Pick out the lines below with "precisely" and list them.

________________

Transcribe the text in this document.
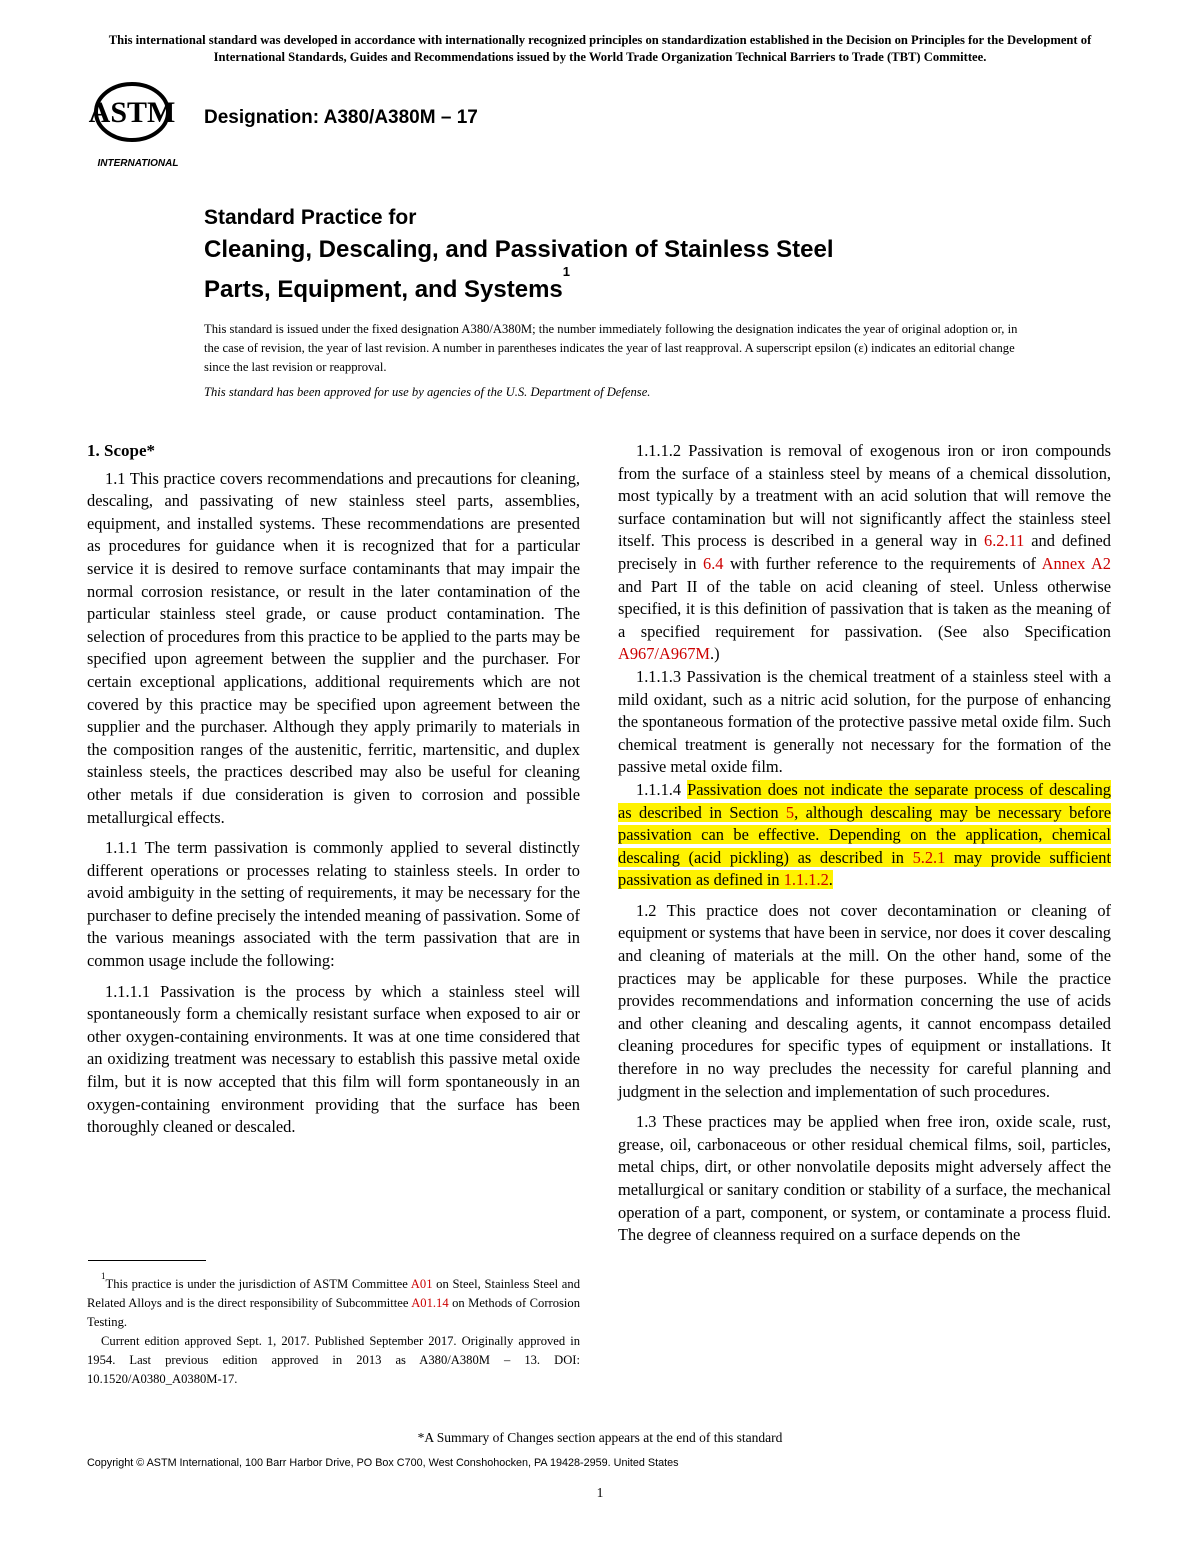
This international standard was developed in accordance with internationally recognized principles on standardization established in the Decision on Principles for the Development of International Standards, Guides and Recommendations issued by the World Trade Organization Technical Barriers to Trade (TBT) Committee.
ASTM
INTERNATIONAL
Designation: A380/A380M – 17
Standard Practice for
Cleaning, Descaling, and Passivation of Stainless Steel
Parts, Equipment, and Systems$^1$
This standard is issued under the fixed designation A380/A380M; the number immediately following the designation indicates the year of original adoption or, in the case of revision, the year of last revision. A number in parentheses indicates the year of last reapproval. A superscript epsilon (ε) indicates an editorial change since the last revision or reapproval.
This standard has been approved for use by agencies of the U.S. Department of Defense.
1. Scope*

1.1 This practice covers recommendations and precautions for cleaning, descaling, and passivating of new stainless steel parts, assemblies, equipment, and installed systems. These recommendations are presented as procedures for guidance when it is recognized that for a particular service it is desired to remove surface contaminants that may impair the normal corrosion resistance, or result in the later contamination of the particular stainless steel grade, or cause product contamination. The selection of procedures from this practice to be applied to the parts may be specified upon agreement between the supplier and the purchaser. For certain exceptional applications, additional requirements which are not covered by this practice may be specified upon agreement between the supplier and the purchaser. Although they apply primarily to materials in the composition ranges of the austenitic, ferritic, martensitic, and duplex stainless steels, the practices described may also be useful for cleaning other metals if due consideration is given to corrosion and possible metallurgical effects.

1.1.1 The term passivation is commonly applied to several distinctly different operations or processes relating to stainless steels. In order to avoid ambiguity in the setting of requirements, it may be necessary for the purchaser to define precisely the intended meaning of passivation. Some of the various meanings associated with the term passivation that are in common usage include the following:

1.1.1.1 Passivation is the process by which a stainless steel will spontaneously form a chemically resistant surface when exposed to air or other oxygen-containing environments. It was at one time considered that an oxidizing treatment was necessary to establish this passive metal oxide film, but it is now accepted that this film will form spontaneously in an oxygen-containing environment providing that the surface has been thoroughly cleaned or descaled.

1.1.1.2 Passivation is removal of exogenous iron or iron compounds from the surface of a stainless steel by means of a chemical dissolution, most typically by a treatment with an acid solution that will remove the surface contamination but will not significantly affect the stainless steel itself. This process is described in a general way in 6.2.11 and defined precisely in 6.4 with further reference to the requirements of Annex A2 and Part II of the table on acid cleaning of steel. Unless otherwise specified, it is this definition of passivation that is taken as the meaning of a specified requirement for passivation. (See also Specification A967/A967M.)

1.1.1.3 Passivation is the chemical treatment of a stainless steel with a mild oxidant, such as a nitric acid solution, for the purpose of enhancing the spontaneous formation of the protective passive metal oxide film. Such chemical treatment is generally not necessary for the formation of the passive metal oxide film.

1.1.1.4 Passivation does not indicate the separate process of descaling as described in Section 5, although descaling may be necessary before passivation can be effective. Depending on the application, chemical descaling (acid pickling) as described in 5.2.1 may provide sufficient passivation as defined in 1.1.1.2.

1.2 This practice does not cover decontamination or cleaning of equipment or systems that have been in service, nor does it cover descaling and cleaning of materials at the mill. On the other hand, some of the practices may be applicable for these purposes. While the practice provides recommendations and information concerning the use of acids and other cleaning and descaling agents, it cannot encompass detailed cleaning procedures for specific types of equipment or installations. It therefore in no way precludes the necessity for careful planning and judgment in the selection and implementation of such procedures.

1.3 These practices may be applied when free iron, oxide scale, rust, grease, oil, carbonaceous or other residual chemical films, soil, particles, metal chips, dirt, or other nonvolatile deposits might adversely affect the metallurgical or sanitary condition or stability of a surface, the mechanical operation of a part, component, or system, or contaminate a process fluid. The degree of cleanness required on a surface depends on the

$^1$This practice is under the jurisdiction of ASTM Committee A01 on Steel, Stainless Steel and Related Alloys and is the direct responsibility of Subcommittee A01.14 on Methods of Corrosion Testing.

Current edition approved Sept. 1, 2017. Published September 2017. Originally approved in 1954. Last previous edition approved in 2013 as A380/A380M – 13. DOI: 10.1520/A0380_A0380M-17.

*A Summary of Changes section appears at the end of this standard
Copyright © ASTM International, 100 Barr Harbor Drive, PO Box C700, West Conshohocken, PA 19428-2959. United States
1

________________

## In response
1.1.1 The term passivation is commonly applied to several distinctly different operations or processes relating to stainless steels. In order to avoid ambiguity in the setting of requirements, it may be necessary for the purchaser to define precisely the intended meaning of passivation. Some of the various meanings associated with the term passivation that are in common usage include the following:
1.1.1.2 Passivation is removal of exogenous iron or iron compounds from the surface of a stainless steel by means of a chemical dissolution, most typically by a treatment with an acid solution that will remove the surface contamination but will not significantly affect the stainless steel itself. This process is described in a general way in 6.2.11 and defined precisely in 6.4 with further reference to the requirements of Annex A2 and Part II of the table on acid cleaning of steel. Unless otherwise specified, it is this definition of passivation that is taken as the meaning of a specified requirement for passivation. (See also Specification A967/A967M.)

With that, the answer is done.